(Stored data)
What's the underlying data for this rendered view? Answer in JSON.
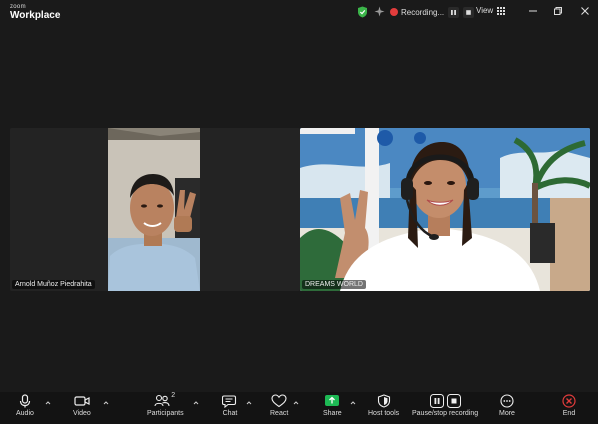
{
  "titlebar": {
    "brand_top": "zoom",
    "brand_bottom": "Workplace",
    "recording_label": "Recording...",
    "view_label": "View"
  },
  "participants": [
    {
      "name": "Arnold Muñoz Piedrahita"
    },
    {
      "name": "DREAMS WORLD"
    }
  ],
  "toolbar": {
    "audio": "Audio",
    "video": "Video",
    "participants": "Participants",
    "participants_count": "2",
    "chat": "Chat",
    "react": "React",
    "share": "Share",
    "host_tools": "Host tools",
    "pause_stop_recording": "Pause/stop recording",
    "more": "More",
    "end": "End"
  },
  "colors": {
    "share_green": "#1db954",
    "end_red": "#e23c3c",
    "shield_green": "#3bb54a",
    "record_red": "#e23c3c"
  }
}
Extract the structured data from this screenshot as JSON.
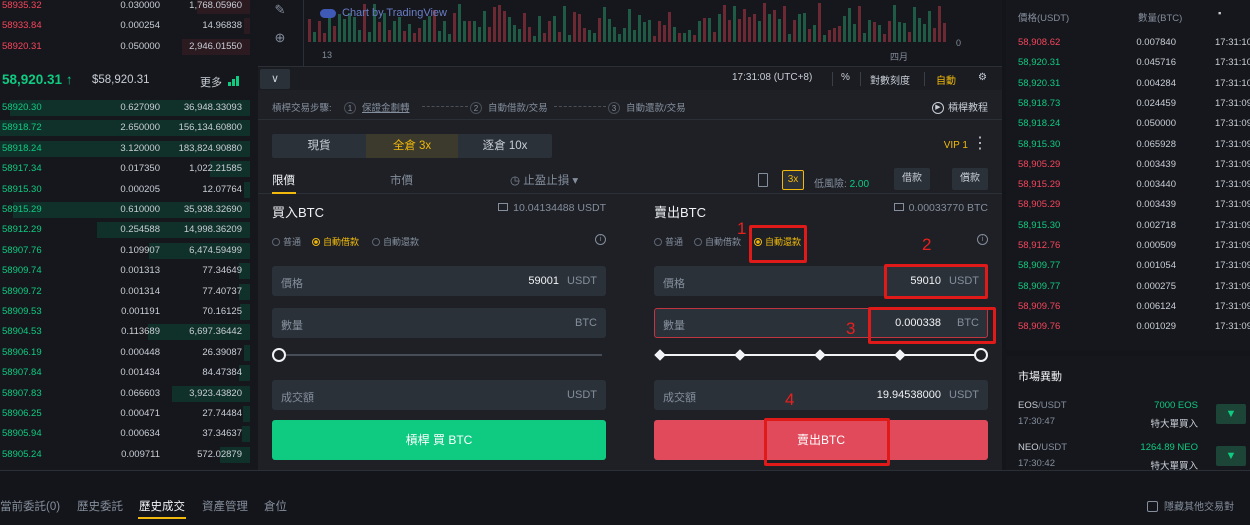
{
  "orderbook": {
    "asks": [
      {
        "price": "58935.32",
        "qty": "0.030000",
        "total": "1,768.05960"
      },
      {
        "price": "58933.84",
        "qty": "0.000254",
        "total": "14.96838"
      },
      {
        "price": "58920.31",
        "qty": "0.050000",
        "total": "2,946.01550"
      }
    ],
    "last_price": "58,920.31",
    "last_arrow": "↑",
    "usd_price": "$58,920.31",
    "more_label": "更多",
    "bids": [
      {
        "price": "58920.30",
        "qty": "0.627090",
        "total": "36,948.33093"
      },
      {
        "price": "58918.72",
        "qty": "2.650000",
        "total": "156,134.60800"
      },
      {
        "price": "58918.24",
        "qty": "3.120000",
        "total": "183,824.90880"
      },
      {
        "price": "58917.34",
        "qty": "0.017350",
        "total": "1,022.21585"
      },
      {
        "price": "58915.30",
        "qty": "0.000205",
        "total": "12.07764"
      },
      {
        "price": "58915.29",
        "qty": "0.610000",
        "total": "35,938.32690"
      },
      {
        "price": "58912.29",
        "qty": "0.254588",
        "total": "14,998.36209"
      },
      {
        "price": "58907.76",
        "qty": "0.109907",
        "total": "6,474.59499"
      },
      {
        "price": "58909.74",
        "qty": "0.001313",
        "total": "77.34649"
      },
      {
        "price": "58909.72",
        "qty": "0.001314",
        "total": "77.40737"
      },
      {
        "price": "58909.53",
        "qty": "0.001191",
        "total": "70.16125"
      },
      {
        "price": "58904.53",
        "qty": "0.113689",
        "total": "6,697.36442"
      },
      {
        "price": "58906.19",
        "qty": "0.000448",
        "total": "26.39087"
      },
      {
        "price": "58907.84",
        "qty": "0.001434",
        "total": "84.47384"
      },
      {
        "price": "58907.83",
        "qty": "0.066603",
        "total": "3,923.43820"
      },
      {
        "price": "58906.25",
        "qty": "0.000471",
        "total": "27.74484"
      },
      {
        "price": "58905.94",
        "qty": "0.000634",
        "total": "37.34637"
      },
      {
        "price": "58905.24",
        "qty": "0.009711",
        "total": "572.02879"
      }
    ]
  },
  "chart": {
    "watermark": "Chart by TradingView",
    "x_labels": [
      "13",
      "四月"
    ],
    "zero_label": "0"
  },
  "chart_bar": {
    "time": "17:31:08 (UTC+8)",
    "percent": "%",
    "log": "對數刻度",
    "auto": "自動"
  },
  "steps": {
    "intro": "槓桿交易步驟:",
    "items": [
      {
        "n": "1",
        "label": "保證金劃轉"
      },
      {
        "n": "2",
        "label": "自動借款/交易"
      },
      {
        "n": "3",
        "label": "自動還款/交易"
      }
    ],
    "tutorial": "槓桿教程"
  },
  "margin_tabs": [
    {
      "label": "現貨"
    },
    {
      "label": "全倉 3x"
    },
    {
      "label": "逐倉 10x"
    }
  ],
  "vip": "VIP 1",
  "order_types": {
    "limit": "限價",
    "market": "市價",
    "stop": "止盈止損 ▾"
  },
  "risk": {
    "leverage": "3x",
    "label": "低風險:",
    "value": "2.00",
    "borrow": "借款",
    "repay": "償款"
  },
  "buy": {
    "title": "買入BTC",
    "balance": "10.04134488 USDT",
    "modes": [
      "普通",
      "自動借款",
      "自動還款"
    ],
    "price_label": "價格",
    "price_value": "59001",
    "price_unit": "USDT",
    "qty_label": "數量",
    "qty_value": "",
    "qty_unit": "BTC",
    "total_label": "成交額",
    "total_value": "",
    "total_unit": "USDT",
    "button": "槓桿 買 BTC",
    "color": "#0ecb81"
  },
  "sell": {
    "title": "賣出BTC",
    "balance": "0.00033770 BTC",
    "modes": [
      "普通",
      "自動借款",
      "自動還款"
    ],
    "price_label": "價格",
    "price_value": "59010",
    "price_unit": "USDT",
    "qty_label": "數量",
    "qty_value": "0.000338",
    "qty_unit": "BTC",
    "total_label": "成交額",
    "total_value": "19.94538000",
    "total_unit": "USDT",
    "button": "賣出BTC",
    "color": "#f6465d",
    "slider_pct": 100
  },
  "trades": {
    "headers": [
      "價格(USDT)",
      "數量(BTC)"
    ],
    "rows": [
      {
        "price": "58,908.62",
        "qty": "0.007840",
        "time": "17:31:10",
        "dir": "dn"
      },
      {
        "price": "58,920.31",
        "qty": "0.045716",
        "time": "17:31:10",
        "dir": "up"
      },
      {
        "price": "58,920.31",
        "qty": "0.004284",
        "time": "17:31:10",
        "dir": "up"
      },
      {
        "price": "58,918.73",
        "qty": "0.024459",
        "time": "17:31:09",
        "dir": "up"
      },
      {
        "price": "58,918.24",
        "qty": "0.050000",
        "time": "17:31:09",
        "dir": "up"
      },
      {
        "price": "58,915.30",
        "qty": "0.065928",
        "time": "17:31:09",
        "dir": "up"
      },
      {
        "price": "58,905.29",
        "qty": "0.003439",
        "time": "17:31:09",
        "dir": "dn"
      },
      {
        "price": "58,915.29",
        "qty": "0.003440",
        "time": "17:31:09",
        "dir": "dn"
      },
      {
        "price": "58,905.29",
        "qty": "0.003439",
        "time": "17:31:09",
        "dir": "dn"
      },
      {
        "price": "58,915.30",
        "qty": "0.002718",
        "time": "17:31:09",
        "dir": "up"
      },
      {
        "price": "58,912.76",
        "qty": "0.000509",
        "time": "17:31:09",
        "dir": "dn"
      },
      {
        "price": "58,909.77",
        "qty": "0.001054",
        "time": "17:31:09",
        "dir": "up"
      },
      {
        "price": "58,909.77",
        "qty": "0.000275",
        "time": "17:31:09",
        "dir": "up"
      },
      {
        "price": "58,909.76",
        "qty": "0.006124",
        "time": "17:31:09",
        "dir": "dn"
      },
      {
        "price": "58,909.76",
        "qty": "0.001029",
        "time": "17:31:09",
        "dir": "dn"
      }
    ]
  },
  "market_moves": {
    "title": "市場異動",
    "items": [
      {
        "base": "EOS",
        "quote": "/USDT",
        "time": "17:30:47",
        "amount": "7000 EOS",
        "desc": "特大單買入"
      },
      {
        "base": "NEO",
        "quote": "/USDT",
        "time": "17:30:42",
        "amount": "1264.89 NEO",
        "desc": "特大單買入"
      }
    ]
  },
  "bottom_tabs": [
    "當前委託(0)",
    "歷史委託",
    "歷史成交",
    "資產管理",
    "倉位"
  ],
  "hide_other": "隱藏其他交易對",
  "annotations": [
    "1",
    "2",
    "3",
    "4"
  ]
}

...

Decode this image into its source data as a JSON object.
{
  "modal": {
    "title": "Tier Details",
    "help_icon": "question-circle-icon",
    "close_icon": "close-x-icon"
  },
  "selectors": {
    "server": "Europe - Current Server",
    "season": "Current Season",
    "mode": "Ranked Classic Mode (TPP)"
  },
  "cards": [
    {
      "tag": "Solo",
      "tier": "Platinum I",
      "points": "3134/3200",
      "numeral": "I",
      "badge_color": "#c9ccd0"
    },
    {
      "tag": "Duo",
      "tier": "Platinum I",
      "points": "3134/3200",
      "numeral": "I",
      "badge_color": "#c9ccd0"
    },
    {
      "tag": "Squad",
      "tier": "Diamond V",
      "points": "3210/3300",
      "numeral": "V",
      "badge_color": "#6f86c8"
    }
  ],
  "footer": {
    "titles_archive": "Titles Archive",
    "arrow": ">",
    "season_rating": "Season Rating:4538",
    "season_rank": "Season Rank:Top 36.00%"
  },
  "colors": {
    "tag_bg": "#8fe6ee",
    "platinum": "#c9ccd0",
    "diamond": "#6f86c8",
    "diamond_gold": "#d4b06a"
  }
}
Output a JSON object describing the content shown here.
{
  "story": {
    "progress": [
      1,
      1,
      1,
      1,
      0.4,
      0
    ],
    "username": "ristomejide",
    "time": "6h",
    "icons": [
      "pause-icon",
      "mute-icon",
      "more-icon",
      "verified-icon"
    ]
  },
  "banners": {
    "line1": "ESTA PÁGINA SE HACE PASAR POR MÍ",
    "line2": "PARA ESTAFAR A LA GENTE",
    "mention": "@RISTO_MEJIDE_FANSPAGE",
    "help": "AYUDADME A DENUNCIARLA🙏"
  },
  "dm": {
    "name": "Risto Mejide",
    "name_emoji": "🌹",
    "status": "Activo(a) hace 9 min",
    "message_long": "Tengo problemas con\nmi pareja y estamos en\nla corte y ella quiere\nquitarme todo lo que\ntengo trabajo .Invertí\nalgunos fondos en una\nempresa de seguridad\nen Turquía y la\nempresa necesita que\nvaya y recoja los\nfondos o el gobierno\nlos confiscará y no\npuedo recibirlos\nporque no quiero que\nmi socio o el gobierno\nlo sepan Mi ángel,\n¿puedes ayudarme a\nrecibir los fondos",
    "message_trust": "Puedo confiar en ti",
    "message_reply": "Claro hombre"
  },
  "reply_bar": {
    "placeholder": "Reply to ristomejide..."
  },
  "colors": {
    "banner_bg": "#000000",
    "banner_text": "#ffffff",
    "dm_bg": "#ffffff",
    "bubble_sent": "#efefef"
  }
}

(YOUR GOAL) Copy each line of the records above that carries the word "Current".

(FULL SOLUTION)
    "server": "Europe - Current Server",
    "season": "Current Season",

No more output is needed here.